REQUIREMENTS: Go through the listing and return every line with "приложений" in it.

RECORDS PROVIDED:
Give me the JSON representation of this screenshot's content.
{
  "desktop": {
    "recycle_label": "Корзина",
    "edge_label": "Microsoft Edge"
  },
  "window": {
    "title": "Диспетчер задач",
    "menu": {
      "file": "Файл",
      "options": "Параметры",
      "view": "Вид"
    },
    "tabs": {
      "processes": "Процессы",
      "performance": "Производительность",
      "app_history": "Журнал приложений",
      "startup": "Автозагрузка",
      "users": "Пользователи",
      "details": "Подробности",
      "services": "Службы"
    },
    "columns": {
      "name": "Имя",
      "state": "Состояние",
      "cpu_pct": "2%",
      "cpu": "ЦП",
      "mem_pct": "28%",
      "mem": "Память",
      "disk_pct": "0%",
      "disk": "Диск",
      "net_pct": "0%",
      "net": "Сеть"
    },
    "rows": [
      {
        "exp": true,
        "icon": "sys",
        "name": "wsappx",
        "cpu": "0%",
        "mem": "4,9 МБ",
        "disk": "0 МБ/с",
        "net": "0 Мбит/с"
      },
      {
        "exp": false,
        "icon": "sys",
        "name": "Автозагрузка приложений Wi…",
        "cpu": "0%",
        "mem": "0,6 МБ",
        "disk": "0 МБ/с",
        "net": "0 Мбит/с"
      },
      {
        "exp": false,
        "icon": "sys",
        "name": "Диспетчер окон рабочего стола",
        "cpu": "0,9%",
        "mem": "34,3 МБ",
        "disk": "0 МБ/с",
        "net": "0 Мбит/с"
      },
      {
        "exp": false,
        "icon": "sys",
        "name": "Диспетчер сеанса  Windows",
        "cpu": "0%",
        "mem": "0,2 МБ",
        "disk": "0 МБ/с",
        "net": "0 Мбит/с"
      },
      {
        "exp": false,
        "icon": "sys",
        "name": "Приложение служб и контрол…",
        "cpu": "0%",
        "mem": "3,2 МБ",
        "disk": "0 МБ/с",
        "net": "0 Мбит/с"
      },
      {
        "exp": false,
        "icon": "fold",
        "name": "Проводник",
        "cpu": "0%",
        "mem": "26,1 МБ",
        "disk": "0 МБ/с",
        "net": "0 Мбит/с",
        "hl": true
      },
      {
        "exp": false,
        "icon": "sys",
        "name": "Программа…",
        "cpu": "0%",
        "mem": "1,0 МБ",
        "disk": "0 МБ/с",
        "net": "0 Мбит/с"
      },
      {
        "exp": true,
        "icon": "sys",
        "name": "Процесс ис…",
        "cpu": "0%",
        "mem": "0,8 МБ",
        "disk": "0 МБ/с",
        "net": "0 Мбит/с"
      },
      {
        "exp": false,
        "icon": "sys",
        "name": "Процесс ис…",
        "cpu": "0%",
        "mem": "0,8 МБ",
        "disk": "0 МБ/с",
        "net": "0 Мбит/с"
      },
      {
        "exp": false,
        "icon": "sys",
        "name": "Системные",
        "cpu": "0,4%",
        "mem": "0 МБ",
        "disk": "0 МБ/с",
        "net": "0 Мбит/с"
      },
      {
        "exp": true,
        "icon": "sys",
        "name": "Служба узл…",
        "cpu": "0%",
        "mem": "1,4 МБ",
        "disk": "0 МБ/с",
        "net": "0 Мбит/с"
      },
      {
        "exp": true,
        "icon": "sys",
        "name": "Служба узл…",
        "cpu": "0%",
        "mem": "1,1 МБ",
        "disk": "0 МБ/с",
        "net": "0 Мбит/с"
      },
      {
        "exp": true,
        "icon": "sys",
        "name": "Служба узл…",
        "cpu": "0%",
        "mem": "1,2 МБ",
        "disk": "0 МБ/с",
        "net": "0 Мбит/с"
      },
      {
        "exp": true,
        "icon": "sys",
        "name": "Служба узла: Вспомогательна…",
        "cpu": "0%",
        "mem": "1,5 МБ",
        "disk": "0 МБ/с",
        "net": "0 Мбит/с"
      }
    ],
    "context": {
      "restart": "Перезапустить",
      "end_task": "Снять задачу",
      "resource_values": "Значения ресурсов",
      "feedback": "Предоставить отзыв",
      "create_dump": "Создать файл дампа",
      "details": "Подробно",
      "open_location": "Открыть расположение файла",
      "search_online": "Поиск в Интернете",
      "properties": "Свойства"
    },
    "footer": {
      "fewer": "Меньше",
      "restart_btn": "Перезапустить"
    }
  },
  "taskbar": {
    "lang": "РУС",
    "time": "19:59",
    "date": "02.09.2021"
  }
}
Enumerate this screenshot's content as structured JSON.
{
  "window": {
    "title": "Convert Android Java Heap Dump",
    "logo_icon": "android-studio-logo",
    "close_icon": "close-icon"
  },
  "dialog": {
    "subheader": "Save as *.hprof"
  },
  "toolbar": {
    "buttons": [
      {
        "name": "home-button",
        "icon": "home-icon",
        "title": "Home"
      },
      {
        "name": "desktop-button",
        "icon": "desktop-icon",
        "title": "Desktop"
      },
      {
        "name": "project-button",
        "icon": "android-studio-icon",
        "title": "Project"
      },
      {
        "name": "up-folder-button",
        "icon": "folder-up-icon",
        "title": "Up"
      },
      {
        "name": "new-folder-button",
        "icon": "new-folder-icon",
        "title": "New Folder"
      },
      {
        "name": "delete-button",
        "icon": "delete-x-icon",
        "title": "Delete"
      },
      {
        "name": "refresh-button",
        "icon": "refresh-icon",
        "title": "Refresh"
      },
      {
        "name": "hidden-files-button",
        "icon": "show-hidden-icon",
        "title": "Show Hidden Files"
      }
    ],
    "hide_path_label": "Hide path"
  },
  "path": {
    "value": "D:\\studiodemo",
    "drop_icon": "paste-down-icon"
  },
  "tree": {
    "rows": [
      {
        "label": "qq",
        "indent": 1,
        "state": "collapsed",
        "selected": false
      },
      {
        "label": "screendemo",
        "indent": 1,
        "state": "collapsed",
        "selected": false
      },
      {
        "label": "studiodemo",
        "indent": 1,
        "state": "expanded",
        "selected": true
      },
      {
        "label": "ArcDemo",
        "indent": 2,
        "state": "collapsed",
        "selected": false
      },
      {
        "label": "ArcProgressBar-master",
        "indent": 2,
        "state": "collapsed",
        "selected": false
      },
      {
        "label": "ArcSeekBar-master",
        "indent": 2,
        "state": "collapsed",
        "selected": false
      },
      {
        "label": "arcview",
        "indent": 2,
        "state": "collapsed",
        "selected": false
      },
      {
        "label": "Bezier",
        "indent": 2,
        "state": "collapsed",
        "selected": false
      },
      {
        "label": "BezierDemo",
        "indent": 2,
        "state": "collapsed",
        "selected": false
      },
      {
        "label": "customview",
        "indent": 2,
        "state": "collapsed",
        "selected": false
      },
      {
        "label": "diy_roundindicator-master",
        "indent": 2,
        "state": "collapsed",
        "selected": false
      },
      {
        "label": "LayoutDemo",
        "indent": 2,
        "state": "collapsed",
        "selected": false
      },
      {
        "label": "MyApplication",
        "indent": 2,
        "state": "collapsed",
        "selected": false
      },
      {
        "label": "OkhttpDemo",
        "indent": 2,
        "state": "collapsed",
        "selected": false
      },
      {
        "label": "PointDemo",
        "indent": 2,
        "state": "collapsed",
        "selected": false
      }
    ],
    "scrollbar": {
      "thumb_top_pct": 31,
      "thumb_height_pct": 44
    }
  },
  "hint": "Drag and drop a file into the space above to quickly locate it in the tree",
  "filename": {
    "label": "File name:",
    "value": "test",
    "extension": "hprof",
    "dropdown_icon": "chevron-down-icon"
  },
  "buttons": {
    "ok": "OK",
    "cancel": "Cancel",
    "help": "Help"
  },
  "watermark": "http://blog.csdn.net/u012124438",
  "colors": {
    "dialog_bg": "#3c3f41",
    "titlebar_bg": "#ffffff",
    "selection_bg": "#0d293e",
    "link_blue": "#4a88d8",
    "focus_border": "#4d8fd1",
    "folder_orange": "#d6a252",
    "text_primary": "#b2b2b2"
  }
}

COMPLETE ANSWER:
      "app_history": "Журнал приложений",
        "name": "Автозагрузка приложений Wi…",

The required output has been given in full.